▶
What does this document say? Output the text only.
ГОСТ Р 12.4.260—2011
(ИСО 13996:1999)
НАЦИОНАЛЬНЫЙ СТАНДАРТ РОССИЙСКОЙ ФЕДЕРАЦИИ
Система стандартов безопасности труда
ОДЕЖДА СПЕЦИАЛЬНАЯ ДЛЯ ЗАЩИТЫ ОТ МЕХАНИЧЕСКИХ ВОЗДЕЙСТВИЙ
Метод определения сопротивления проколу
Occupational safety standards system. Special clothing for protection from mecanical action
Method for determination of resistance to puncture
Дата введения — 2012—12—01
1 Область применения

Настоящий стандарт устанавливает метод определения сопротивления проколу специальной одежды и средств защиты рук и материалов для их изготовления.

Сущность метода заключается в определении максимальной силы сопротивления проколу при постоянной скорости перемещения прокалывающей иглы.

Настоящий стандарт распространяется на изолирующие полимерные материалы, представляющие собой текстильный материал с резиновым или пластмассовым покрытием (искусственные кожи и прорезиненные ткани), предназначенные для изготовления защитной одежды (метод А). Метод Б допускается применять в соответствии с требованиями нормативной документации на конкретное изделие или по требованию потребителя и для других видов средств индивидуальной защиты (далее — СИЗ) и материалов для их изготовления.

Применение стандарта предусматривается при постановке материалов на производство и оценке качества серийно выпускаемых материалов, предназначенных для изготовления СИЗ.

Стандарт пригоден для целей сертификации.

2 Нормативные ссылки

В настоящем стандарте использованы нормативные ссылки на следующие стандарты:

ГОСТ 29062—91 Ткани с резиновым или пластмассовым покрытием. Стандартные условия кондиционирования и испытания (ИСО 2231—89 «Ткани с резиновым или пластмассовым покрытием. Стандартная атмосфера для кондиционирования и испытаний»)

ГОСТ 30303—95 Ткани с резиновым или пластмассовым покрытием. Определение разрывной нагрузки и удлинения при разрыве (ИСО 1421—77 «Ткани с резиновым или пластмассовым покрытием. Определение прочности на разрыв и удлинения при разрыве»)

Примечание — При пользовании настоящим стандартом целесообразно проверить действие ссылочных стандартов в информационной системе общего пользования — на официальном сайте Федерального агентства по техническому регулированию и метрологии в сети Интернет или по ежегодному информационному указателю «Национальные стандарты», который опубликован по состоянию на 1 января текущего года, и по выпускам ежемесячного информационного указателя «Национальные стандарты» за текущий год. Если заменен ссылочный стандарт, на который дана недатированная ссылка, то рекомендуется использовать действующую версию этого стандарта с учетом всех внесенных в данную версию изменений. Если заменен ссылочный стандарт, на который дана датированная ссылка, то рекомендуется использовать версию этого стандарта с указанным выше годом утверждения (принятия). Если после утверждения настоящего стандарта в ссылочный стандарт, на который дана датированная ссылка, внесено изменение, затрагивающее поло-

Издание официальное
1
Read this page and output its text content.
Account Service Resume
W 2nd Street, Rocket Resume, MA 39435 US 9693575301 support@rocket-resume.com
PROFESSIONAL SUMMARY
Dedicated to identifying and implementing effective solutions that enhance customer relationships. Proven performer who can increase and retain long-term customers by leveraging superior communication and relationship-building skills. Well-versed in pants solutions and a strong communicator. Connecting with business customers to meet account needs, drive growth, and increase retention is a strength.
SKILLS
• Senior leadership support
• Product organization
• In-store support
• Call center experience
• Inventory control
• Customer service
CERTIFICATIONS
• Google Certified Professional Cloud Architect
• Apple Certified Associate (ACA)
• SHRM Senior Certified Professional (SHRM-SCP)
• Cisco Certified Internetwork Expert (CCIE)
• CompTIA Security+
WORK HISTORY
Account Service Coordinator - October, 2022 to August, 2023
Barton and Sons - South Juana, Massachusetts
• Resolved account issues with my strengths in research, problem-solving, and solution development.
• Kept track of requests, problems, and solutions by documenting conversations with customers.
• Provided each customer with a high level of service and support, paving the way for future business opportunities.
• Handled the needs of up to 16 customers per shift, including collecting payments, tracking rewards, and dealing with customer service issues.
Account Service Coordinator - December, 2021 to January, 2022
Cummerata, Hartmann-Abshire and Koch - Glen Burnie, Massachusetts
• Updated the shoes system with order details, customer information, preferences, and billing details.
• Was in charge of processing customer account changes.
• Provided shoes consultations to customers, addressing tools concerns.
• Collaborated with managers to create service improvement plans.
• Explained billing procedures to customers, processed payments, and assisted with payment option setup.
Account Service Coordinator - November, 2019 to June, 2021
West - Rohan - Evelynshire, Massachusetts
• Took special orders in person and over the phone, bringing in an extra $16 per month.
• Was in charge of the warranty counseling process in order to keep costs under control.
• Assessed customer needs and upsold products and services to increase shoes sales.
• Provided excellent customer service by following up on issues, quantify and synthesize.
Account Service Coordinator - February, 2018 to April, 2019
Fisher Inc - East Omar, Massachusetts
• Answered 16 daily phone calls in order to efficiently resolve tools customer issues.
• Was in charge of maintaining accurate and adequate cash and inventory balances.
◀
◆ Requirement
List every line above that holds the word "text".

◆ Written solution
What does this document say? Output the text only.
Read this page and output its text content.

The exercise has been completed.